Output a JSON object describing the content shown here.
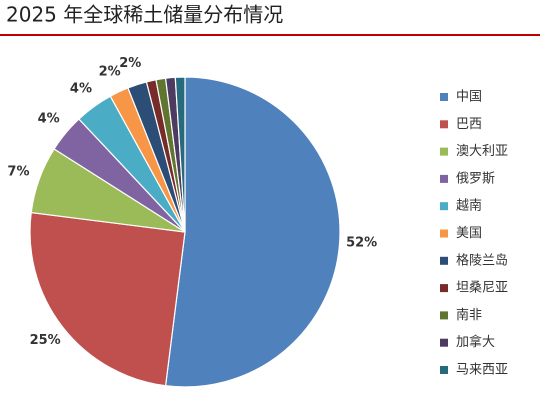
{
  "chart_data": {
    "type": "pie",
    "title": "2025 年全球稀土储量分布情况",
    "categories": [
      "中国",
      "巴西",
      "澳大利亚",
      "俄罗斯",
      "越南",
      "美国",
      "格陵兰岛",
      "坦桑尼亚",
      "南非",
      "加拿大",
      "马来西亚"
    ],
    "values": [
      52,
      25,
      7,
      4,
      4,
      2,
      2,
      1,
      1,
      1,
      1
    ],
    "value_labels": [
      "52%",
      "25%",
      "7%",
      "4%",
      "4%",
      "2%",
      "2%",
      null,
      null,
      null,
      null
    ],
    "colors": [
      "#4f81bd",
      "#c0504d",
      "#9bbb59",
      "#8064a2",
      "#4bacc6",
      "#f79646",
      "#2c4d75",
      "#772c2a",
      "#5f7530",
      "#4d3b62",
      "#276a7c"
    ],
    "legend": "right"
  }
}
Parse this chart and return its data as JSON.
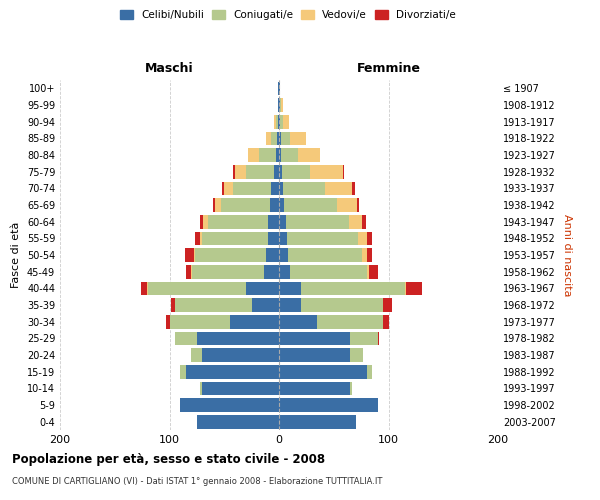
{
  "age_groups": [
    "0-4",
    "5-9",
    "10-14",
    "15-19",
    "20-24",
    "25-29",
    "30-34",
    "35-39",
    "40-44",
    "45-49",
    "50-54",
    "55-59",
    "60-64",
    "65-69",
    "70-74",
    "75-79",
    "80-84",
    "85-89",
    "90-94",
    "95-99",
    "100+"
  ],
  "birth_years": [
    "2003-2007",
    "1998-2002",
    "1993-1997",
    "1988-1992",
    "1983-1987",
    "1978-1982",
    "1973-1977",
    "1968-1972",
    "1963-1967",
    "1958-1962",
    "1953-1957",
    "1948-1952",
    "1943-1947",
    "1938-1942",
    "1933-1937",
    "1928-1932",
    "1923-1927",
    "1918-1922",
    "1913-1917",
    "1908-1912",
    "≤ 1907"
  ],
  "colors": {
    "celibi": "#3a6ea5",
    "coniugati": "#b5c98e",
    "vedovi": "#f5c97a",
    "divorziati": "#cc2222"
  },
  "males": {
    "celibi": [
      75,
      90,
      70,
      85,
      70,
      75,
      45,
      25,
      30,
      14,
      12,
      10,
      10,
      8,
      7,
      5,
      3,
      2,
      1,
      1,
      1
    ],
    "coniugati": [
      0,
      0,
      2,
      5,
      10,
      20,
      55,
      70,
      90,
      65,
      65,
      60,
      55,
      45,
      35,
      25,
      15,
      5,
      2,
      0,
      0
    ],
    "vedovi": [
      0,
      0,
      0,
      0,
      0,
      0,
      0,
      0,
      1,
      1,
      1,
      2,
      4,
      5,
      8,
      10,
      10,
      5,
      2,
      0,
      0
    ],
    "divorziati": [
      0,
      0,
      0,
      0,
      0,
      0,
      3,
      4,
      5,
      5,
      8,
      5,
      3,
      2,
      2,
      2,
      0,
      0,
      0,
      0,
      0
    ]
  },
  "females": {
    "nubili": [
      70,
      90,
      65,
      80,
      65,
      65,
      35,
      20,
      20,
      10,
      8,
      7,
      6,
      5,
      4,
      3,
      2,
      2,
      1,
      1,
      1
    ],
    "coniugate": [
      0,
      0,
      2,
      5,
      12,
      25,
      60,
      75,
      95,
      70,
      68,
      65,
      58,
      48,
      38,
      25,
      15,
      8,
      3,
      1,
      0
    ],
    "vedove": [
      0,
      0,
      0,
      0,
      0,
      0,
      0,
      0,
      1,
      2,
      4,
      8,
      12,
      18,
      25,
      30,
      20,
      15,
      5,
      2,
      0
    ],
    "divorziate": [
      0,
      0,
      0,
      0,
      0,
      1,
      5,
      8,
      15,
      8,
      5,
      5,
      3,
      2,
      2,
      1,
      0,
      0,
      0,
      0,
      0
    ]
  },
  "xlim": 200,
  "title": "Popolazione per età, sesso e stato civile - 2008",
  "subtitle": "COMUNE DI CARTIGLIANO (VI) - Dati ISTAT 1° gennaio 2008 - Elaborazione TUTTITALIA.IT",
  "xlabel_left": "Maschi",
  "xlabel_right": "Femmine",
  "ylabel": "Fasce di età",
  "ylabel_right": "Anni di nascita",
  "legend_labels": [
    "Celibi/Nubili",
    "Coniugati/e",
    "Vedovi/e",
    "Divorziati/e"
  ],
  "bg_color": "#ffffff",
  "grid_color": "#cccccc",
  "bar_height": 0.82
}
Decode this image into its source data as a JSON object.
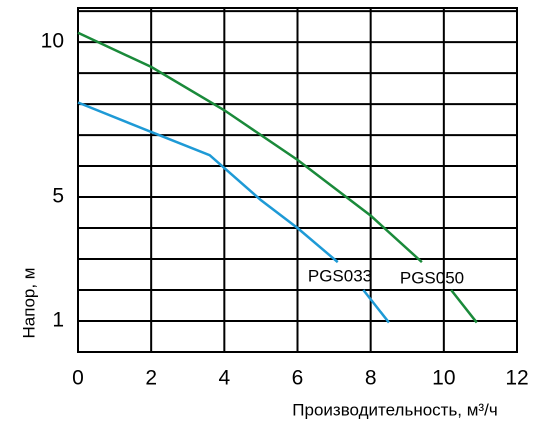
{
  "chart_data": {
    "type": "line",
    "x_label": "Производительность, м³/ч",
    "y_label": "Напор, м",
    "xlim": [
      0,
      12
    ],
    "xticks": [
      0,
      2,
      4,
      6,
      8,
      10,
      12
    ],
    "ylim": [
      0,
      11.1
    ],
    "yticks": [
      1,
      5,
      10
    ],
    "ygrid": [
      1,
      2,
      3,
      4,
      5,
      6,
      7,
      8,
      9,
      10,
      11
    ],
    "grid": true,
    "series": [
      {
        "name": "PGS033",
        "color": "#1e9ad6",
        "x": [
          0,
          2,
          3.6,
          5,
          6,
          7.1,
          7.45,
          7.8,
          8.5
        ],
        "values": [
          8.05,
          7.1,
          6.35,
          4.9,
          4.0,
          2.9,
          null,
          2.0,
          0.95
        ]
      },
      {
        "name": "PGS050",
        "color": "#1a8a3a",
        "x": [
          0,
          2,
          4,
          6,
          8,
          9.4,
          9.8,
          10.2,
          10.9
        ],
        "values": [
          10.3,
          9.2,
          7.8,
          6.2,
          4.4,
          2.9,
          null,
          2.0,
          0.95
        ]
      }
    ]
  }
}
---
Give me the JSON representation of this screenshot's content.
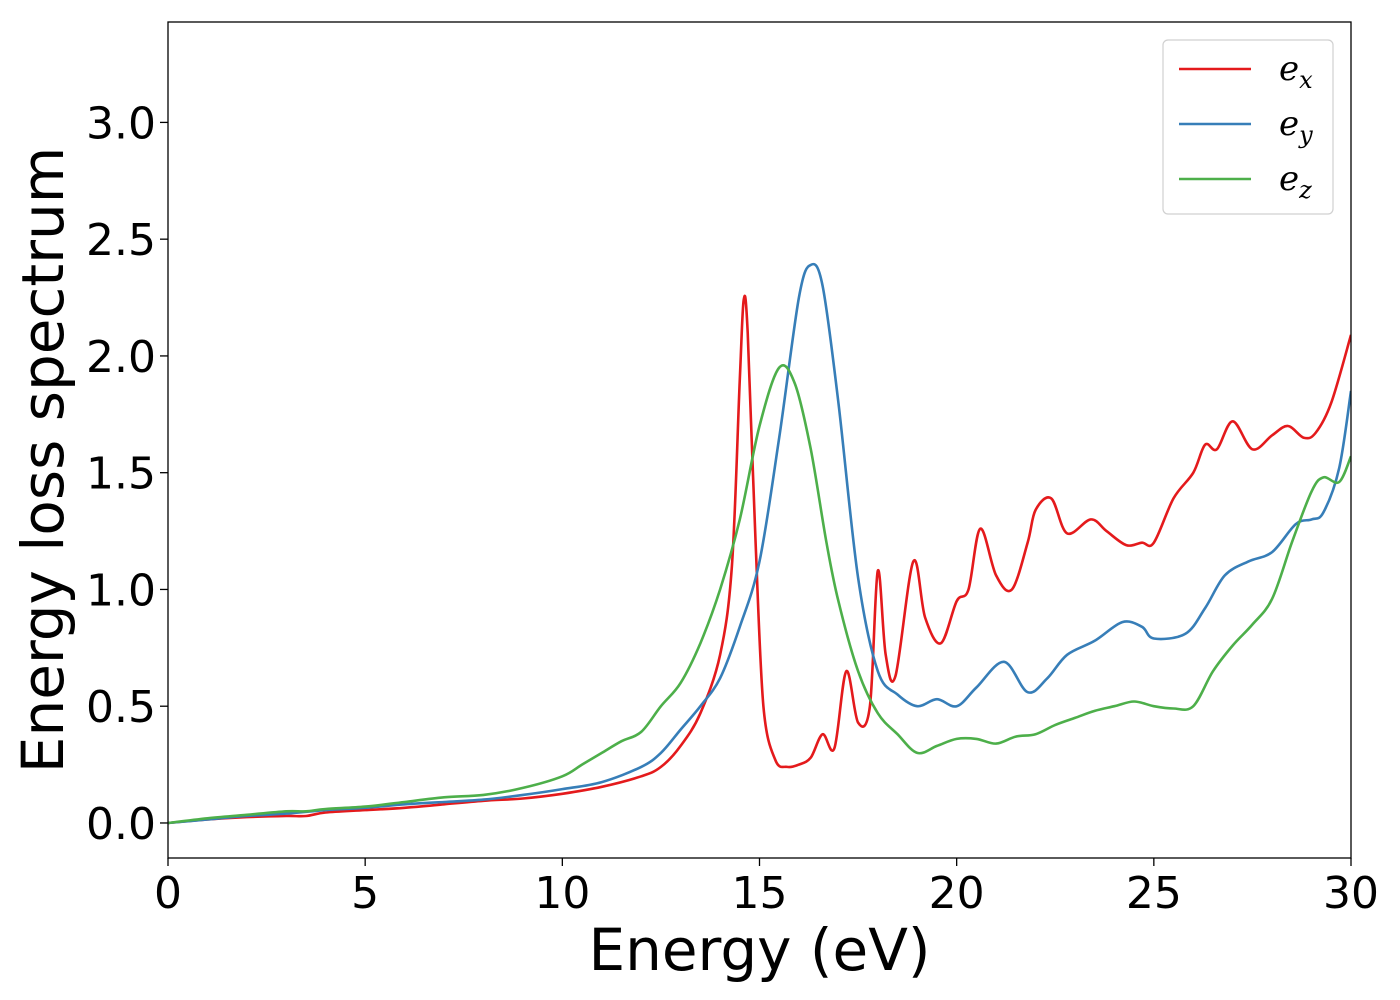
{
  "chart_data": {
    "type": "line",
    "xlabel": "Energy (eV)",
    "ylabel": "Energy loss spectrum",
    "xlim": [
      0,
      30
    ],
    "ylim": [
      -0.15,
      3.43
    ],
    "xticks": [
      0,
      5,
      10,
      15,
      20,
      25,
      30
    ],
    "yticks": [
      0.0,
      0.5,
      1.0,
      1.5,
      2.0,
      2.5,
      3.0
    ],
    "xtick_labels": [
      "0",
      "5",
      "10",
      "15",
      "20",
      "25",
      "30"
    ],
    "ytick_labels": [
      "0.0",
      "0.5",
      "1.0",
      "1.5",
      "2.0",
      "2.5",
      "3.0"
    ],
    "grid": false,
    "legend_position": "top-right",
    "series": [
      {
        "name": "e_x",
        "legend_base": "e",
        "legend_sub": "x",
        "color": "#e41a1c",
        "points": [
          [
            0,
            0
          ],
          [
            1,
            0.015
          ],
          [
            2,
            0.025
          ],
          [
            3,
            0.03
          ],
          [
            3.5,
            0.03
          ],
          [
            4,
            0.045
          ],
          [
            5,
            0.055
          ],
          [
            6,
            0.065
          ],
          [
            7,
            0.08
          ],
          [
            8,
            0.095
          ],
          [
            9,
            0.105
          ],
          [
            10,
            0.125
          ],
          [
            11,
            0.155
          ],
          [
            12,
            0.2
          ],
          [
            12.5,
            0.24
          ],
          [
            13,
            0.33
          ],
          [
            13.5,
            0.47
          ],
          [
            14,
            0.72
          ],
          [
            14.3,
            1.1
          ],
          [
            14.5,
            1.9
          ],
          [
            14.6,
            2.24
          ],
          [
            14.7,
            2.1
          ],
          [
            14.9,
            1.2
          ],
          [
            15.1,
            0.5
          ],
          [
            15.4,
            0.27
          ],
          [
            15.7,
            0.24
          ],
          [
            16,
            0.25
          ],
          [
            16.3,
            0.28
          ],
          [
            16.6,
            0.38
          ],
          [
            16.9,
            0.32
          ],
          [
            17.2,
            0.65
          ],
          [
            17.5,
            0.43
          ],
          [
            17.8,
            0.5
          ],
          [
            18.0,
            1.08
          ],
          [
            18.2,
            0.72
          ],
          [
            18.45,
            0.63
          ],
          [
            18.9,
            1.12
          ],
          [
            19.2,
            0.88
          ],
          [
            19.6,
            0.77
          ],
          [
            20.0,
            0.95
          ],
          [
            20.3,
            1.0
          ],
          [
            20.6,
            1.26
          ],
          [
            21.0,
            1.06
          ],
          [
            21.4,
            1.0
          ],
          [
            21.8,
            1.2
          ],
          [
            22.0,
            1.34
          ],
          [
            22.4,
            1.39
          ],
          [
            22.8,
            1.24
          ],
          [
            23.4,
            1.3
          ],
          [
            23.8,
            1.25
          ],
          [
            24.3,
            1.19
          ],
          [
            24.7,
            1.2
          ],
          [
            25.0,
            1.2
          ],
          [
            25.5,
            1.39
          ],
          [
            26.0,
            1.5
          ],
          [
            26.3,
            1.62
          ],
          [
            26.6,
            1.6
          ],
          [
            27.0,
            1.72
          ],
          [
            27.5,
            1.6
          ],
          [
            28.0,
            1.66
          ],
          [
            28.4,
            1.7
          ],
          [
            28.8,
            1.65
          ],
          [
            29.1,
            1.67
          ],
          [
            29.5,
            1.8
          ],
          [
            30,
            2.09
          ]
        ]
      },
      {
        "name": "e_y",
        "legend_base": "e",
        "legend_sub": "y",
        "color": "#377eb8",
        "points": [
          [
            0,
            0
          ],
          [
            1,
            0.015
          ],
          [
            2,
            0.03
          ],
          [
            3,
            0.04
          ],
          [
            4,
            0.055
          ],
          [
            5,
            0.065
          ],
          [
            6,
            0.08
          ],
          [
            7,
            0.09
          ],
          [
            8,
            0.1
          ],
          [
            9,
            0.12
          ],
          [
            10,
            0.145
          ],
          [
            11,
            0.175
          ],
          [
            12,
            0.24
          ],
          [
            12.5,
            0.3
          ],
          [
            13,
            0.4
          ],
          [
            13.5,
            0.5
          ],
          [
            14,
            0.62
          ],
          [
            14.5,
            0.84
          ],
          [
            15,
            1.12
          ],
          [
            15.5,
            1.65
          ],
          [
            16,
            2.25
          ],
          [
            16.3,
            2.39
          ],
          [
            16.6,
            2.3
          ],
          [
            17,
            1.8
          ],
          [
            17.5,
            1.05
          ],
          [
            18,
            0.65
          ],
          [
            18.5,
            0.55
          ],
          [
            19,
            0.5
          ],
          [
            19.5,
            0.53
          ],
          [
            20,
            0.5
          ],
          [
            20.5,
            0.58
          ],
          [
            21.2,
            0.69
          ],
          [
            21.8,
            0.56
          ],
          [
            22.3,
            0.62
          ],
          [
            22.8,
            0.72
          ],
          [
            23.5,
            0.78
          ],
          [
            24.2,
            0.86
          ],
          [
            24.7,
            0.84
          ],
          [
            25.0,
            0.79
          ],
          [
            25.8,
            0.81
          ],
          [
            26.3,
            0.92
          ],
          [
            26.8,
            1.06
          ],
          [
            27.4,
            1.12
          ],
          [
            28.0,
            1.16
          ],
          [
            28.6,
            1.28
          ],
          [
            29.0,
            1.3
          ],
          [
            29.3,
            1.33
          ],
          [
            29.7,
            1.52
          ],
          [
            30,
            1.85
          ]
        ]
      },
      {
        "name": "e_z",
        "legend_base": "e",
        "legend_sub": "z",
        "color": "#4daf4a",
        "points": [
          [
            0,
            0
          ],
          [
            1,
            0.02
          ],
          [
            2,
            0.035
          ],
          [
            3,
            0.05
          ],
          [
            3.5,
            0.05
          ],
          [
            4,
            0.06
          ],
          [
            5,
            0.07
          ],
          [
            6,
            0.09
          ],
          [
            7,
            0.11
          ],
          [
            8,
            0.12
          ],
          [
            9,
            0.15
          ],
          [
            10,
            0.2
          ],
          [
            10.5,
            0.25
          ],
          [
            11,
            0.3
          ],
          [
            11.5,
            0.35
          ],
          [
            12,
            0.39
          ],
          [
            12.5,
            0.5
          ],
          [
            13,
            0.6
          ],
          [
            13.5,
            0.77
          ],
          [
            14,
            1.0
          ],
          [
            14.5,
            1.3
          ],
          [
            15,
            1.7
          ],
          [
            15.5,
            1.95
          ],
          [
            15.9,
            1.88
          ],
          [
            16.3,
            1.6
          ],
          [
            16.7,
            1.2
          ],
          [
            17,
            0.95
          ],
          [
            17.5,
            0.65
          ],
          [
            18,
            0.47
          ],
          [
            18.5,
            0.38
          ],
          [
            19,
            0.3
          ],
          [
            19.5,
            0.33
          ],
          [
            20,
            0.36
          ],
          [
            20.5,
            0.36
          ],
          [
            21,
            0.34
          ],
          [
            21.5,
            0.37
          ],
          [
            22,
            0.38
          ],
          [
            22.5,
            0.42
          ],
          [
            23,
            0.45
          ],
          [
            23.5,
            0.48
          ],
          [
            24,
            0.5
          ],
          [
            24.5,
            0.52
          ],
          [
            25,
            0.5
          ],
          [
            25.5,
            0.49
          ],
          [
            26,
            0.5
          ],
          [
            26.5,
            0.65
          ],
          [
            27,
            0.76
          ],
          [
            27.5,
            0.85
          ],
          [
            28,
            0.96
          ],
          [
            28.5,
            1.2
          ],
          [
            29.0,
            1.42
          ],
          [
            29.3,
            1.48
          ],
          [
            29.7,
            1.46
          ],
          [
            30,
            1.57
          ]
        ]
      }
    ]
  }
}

- _Exercise requirements_: Find the word "object" in the entries, and copy every line it shows up in.

- _Exercise answer_:
Output a JSON object describing the content shown here.
Decode this image into its source data as a JSON object.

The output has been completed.